--- Extracted data ---
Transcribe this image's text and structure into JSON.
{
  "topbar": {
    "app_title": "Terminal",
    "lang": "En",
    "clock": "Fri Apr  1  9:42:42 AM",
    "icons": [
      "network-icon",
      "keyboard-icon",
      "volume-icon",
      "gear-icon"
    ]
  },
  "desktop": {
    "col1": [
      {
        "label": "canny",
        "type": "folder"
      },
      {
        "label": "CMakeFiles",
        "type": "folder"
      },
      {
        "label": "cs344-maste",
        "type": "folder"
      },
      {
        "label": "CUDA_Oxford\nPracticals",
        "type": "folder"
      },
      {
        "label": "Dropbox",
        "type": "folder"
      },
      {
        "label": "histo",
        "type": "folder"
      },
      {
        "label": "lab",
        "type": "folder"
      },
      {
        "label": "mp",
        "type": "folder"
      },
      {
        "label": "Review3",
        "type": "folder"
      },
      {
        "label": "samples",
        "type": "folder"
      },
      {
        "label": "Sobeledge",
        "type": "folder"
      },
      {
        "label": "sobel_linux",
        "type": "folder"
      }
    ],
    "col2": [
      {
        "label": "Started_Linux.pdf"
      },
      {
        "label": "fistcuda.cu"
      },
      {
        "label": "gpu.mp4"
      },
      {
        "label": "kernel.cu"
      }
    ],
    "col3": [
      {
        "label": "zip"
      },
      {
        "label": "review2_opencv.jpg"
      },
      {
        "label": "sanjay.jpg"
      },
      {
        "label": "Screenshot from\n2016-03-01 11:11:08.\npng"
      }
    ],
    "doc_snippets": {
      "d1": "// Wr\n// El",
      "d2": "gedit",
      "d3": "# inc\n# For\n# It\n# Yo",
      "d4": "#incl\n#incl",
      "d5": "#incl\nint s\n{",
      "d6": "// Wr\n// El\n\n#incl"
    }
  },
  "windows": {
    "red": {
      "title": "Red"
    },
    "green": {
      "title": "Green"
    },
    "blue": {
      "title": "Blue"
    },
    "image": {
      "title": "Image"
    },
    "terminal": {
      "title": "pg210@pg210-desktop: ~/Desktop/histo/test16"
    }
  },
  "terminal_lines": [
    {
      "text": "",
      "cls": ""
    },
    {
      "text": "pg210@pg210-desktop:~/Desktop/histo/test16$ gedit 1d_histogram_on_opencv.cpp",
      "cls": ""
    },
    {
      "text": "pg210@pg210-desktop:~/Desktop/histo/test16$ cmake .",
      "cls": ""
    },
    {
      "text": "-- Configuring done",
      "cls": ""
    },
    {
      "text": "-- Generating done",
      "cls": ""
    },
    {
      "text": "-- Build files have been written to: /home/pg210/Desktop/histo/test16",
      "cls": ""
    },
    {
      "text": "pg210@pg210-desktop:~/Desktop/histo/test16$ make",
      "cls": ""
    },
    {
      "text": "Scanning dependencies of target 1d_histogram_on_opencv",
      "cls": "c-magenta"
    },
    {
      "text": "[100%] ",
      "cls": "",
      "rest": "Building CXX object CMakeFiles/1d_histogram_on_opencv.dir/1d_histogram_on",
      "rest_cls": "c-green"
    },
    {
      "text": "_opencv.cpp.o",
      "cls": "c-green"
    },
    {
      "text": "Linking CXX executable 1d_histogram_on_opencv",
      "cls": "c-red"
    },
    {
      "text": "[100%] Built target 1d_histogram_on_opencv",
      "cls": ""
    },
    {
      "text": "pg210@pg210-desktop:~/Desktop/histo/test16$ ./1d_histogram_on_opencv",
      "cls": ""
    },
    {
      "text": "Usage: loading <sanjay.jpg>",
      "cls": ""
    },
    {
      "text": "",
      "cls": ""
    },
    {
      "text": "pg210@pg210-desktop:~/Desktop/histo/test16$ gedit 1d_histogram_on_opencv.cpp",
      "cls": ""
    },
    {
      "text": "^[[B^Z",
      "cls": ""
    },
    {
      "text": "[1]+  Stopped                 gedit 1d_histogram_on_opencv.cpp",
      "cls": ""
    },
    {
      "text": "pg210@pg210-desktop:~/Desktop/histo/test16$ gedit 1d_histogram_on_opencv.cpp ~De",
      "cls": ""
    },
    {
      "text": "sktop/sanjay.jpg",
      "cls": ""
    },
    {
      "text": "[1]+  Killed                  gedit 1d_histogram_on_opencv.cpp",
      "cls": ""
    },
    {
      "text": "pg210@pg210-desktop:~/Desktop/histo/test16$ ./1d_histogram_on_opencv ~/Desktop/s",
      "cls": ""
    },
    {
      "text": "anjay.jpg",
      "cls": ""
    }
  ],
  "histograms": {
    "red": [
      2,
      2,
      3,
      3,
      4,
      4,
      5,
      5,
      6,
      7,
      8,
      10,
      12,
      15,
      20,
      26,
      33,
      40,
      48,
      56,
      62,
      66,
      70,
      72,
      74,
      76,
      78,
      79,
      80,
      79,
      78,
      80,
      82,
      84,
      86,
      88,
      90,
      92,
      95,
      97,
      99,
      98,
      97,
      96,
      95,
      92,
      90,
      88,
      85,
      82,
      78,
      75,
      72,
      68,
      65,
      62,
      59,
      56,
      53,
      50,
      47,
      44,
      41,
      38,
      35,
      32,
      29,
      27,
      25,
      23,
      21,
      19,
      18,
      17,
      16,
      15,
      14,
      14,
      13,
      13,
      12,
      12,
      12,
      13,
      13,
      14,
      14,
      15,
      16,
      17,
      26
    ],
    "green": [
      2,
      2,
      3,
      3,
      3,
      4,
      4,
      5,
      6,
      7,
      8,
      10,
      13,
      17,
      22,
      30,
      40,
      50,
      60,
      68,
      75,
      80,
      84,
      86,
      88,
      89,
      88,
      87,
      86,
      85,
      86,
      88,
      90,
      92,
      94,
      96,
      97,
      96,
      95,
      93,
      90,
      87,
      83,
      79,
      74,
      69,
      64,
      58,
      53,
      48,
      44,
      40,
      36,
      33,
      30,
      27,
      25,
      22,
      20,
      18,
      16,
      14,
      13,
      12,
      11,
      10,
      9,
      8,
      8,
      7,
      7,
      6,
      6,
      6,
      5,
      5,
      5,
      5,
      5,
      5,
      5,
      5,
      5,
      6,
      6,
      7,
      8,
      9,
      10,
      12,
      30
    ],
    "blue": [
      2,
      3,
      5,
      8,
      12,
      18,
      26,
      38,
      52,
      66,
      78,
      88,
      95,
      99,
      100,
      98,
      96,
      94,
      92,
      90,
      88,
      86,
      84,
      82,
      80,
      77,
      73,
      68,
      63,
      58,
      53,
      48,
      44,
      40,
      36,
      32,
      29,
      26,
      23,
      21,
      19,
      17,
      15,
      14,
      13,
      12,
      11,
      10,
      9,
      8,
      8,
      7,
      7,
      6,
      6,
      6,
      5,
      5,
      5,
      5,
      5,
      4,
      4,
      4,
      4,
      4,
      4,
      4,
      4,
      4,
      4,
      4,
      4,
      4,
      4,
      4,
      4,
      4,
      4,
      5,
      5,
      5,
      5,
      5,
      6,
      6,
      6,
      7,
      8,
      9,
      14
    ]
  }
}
---
Instructions to follow:
Retype the records in full. Keep every line identical to the original.

Worked answer:
Transcribe this image's text and structure into JSON.
{
  "topbar": {
    "app_title": "Terminal",
    "lang": "En",
    "clock": "Fri Apr  1  9:42:42 AM",
    "icons": [
      "network-icon",
      "keyboard-icon",
      "volume-icon",
      "gear-icon"
    ]
  },
  "desktop": {
    "col1": [
      {
        "label": "canny",
        "type": "folder"
      },
      {
        "label": "CMakeFiles",
        "type": "folder"
      },
      {
        "label": "cs344-maste",
        "type": "folder"
      },
      {
        "label": "CUDA_Oxford\nPracticals",
        "type": "folder"
      },
      {
        "label": "Dropbox",
        "type": "folder"
      },
      {
        "label": "histo",
        "type": "folder"
      },
      {
        "label": "lab",
        "type": "folder"
      },
      {
        "label": "mp",
        "type": "folder"
      },
      {
        "label": "Review3",
        "type": "folder"
      },
      {
        "label": "samples",
        "type": "folder"
      },
      {
        "label": "Sobeledge",
        "type": "folder"
      },
      {
        "label": "sobel_linux",
        "type": "folder"
      }
    ],
    "col2": [
      {
        "label": "Started_Linux.pdf"
      },
      {
        "label": "fistcuda.cu"
      },
      {
        "label": "gpu.mp4"
      },
      {
        "label": "kernel.cu"
      }
    ],
    "col3": [
      {
        "label": "zip"
      },
      {
        "label": "review2_opencv.jpg"
      },
      {
        "label": "sanjay.jpg"
      },
      {
        "label": "Screenshot from\n2016-03-01 11:11:08.\npng"
      }
    ],
    "doc_snippets": {
      "d1": "// Wr\n// El",
      "d2": "gedit",
      "d3": "# inc\n# For\n# It\n# Yo",
      "d4": "#incl\n#incl",
      "d5": "#incl\nint s\n{",
      "d6": "// Wr\n// El\n\n#incl"
    }
  },
  "windows": {
    "red": {
      "title": "Red"
    },
    "green": {
      "title": "Green"
    },
    "blue": {
      "title": "Blue"
    },
    "image": {
      "title": "Image"
    },
    "terminal": {
      "title": "pg210@pg210-desktop: ~/Desktop/histo/test16"
    }
  },
  "terminal_lines": [
    {
      "text": "",
      "cls": ""
    },
    {
      "text": "pg210@pg210-desktop:~/Desktop/histo/test16$ gedit 1d_histogram_on_opencv.cpp",
      "cls": ""
    },
    {
      "text": "pg210@pg210-desktop:~/Desktop/histo/test16$ cmake .",
      "cls": ""
    },
    {
      "text": "-- Configuring done",
      "cls": ""
    },
    {
      "text": "-- Generating done",
      "cls": ""
    },
    {
      "text": "-- Build files have been written to: /home/pg210/Desktop/histo/test16",
      "cls": ""
    },
    {
      "text": "pg210@pg210-desktop:~/Desktop/histo/test16$ make",
      "cls": ""
    },
    {
      "text": "Scanning dependencies of target 1d_histogram_on_opencv",
      "cls": "c-magenta"
    },
    {
      "text": "[100%] ",
      "cls": "",
      "rest": "Building CXX object CMakeFiles/1d_histogram_on_opencv.dir/1d_histogram_on",
      "rest_cls": "c-green"
    },
    {
      "text": "_opencv.cpp.o",
      "cls": "c-green"
    },
    {
      "text": "Linking CXX executable 1d_histogram_on_opencv",
      "cls": "c-red"
    },
    {
      "text": "[100%] Built target 1d_histogram_on_opencv",
      "cls": ""
    },
    {
      "text": "pg210@pg210-desktop:~/Desktop/histo/test16$ ./1d_histogram_on_opencv",
      "cls": ""
    },
    {
      "text": "Usage: loading <sanjay.jpg>",
      "cls": ""
    },
    {
      "text": "",
      "cls": ""
    },
    {
      "text": "pg210@pg210-desktop:~/Desktop/histo/test16$ gedit 1d_histogram_on_opencv.cpp",
      "cls": ""
    },
    {
      "text": "^[[B^Z",
      "cls": ""
    },
    {
      "text": "[1]+  Stopped                 gedit 1d_histogram_on_opencv.cpp",
      "cls": ""
    },
    {
      "text": "pg210@pg210-desktop:~/Desktop/histo/test16$ gedit 1d_histogram_on_opencv.cpp ~De",
      "cls": ""
    },
    {
      "text": "sktop/sanjay.jpg",
      "cls": ""
    },
    {
      "text": "[1]+  Killed                  gedit 1d_histogram_on_opencv.cpp",
      "cls": ""
    },
    {
      "text": "pg210@pg210-desktop:~/Desktop/histo/test16$ ./1d_histogram_on_opencv ~/Desktop/s",
      "cls": ""
    },
    {
      "text": "anjay.jpg",
      "cls": ""
    }
  ],
  "histograms": {
    "red": [
      2,
      2,
      3,
      3,
      4,
      4,
      5,
      5,
      6,
      7,
      8,
      10,
      12,
      15,
      20,
      26,
      33,
      40,
      48,
      56,
      62,
      66,
      70,
      72,
      74,
      76,
      78,
      79,
      80,
      79,
      78,
      80,
      82,
      84,
      86,
      88,
      90,
      92,
      95,
      97,
      99,
      98,
      97,
      96,
      95,
      92,
      90,
      88,
      85,
      82,
      78,
      75,
      72,
      68,
      65,
      62,
      59,
      56,
      53,
      50,
      47,
      44,
      41,
      38,
      35,
      32,
      29,
      27,
      25,
      23,
      21,
      19,
      18,
      17,
      16,
      15,
      14,
      14,
      13,
      13,
      12,
      12,
      12,
      13,
      13,
      14,
      14,
      15,
      16,
      17,
      26
    ],
    "green": [
      2,
      2,
      3,
      3,
      3,
      4,
      4,
      5,
      6,
      7,
      8,
      10,
      13,
      17,
      22,
      30,
      40,
      50,
      60,
      68,
      75,
      80,
      84,
      86,
      88,
      89,
      88,
      87,
      86,
      85,
      86,
      88,
      90,
      92,
      94,
      96,
      97,
      96,
      95,
      93,
      90,
      87,
      83,
      79,
      74,
      69,
      64,
      58,
      53,
      48,
      44,
      40,
      36,
      33,
      30,
      27,
      25,
      22,
      20,
      18,
      16,
      14,
      13,
      12,
      11,
      10,
      9,
      8,
      8,
      7,
      7,
      6,
      6,
      6,
      5,
      5,
      5,
      5,
      5,
      5,
      5,
      5,
      5,
      6,
      6,
      7,
      8,
      9,
      10,
      12,
      30
    ],
    "blue": [
      2,
      3,
      5,
      8,
      12,
      18,
      26,
      38,
      52,
      66,
      78,
      88,
      95,
      99,
      100,
      98,
      96,
      94,
      92,
      90,
      88,
      86,
      84,
      82,
      80,
      77,
      73,
      68,
      63,
      58,
      53,
      48,
      44,
      40,
      36,
      32,
      29,
      26,
      23,
      21,
      19,
      17,
      15,
      14,
      13,
      12,
      11,
      10,
      9,
      8,
      8,
      7,
      7,
      6,
      6,
      6,
      5,
      5,
      5,
      5,
      5,
      4,
      4,
      4,
      4,
      4,
      4,
      4,
      4,
      4,
      4,
      4,
      4,
      4,
      4,
      4,
      4,
      4,
      4,
      5,
      5,
      5,
      5,
      5,
      6,
      6,
      6,
      7,
      8,
      9,
      14
    ]
  }
}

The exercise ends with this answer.